Task description ->
Your task is to extract every line from the material below exactly.

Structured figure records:
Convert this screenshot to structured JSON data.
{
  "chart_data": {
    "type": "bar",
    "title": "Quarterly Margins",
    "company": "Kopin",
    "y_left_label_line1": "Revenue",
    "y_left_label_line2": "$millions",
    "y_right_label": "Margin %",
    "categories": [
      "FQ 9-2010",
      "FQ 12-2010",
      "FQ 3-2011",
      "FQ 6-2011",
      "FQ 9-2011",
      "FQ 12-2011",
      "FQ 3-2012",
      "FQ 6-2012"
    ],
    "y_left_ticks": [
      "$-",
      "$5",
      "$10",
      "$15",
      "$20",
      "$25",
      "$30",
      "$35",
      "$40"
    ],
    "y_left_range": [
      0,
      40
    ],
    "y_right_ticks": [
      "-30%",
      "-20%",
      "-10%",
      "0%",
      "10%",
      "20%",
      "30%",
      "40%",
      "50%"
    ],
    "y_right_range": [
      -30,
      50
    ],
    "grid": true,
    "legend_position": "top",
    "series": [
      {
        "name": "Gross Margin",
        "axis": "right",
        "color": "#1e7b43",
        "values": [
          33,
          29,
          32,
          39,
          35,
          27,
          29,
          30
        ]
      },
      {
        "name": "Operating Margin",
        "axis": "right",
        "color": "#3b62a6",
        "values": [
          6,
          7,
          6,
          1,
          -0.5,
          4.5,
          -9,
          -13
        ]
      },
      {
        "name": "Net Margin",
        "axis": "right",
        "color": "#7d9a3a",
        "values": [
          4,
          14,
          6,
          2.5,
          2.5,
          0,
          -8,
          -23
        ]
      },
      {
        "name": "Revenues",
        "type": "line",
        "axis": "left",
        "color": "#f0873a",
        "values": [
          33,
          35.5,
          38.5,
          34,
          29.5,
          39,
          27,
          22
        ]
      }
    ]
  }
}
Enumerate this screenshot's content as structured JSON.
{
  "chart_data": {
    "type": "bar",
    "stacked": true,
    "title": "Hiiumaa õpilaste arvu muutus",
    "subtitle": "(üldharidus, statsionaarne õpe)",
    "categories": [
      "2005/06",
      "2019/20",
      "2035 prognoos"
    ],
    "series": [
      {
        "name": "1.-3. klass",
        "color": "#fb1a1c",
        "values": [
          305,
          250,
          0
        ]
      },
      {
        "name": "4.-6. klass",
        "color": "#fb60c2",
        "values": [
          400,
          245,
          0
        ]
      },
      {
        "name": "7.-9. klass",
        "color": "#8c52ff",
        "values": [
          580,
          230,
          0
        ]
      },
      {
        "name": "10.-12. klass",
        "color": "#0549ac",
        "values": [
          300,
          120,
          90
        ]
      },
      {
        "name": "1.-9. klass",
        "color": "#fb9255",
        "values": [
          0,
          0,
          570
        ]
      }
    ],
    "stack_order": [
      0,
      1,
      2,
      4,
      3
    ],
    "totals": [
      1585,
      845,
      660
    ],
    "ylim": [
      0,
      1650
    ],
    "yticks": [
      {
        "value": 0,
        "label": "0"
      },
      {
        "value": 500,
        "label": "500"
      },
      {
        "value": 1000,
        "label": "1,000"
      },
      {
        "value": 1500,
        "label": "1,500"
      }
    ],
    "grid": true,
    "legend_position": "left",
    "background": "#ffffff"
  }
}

Output of the task ->
Convert this screenshot to structured JSON data.
{
  "chart_data": {
    "type": "bar",
    "title": "Quarterly Margins",
    "company": "Kopin",
    "y_left_label_line1": "Revenue",
    "y_left_label_line2": "$millions",
    "y_right_label": "Margin %",
    "categories": [
      "FQ 9-2010",
      "FQ 12-2010",
      "FQ 3-2011",
      "FQ 6-2011",
      "FQ 9-2011",
      "FQ 12-2011",
      "FQ 3-2012",
      "FQ 6-2012"
    ],
    "y_left_ticks": [
      "$-",
      "$5",
      "$10",
      "$15",
      "$20",
      "$25",
      "$30",
      "$35",
      "$40"
    ],
    "y_left_range": [
      0,
      40
    ],
    "y_right_ticks": [
      "-30%",
      "-20%",
      "-10%",
      "0%",
      "10%",
      "20%",
      "30%",
      "40%",
      "50%"
    ],
    "y_right_range": [
      -30,
      50
    ],
    "grid": true,
    "legend_position": "top",
    "series": [
      {
        "name": "Gross Margin",
        "axis": "right",
        "color": "#1e7b43",
        "values": [
          33,
          29,
          32,
          39,
          35,
          27,
          29,
          30
        ]
      },
      {
        "name": "Operating Margin",
        "axis": "right",
        "color": "#3b62a6",
        "values": [
          6,
          7,
          6,
          1,
          -0.5,
          4.5,
          -9,
          -13
        ]
      },
      {
        "name": "Net Margin",
        "axis": "right",
        "color": "#7d9a3a",
        "values": [
          4,
          14,
          6,
          2.5,
          2.5,
          0,
          -8,
          -23
        ]
      },
      {
        "name": "Revenues",
        "type": "line",
        "axis": "left",
        "color": "#f0873a",
        "values": [
          33,
          35.5,
          38.5,
          34,
          29.5,
          39,
          27,
          22
        ]
      }
    ]
  }
}
Enumerate this screenshot's content as structured JSON.
{
  "chart_data": {
    "type": "bar",
    "stacked": true,
    "title": "Hiiumaa õpilaste arvu muutus",
    "subtitle": "(üldharidus, statsionaarne õpe)",
    "categories": [
      "2005/06",
      "2019/20",
      "2035 prognoos"
    ],
    "series": [
      {
        "name": "1.-3. klass",
        "color": "#fb1a1c",
        "values": [
          305,
          250,
          0
        ]
      },
      {
        "name": "4.-6. klass",
        "color": "#fb60c2",
        "values": [
          400,
          245,
          0
        ]
      },
      {
        "name": "7.-9. klass",
        "color": "#8c52ff",
        "values": [
          580,
          230,
          0
        ]
      },
      {
        "name": "10.-12. klass",
        "color": "#0549ac",
        "values": [
          300,
          120,
          90
        ]
      },
      {
        "name": "1.-9. klass",
        "color": "#fb9255",
        "values": [
          0,
          0,
          570
        ]
      }
    ],
    "stack_order": [
      0,
      1,
      2,
      4,
      3
    ],
    "totals": [
      1585,
      845,
      660
    ],
    "ylim": [
      0,
      1650
    ],
    "yticks": [
      {
        "value": 0,
        "label": "0"
      },
      {
        "value": 500,
        "label": "500"
      },
      {
        "value": 1000,
        "label": "1,000"
      },
      {
        "value": 1500,
        "label": "1,500"
      }
    ],
    "grid": true,
    "legend_position": "left",
    "background": "#ffffff"
  }
}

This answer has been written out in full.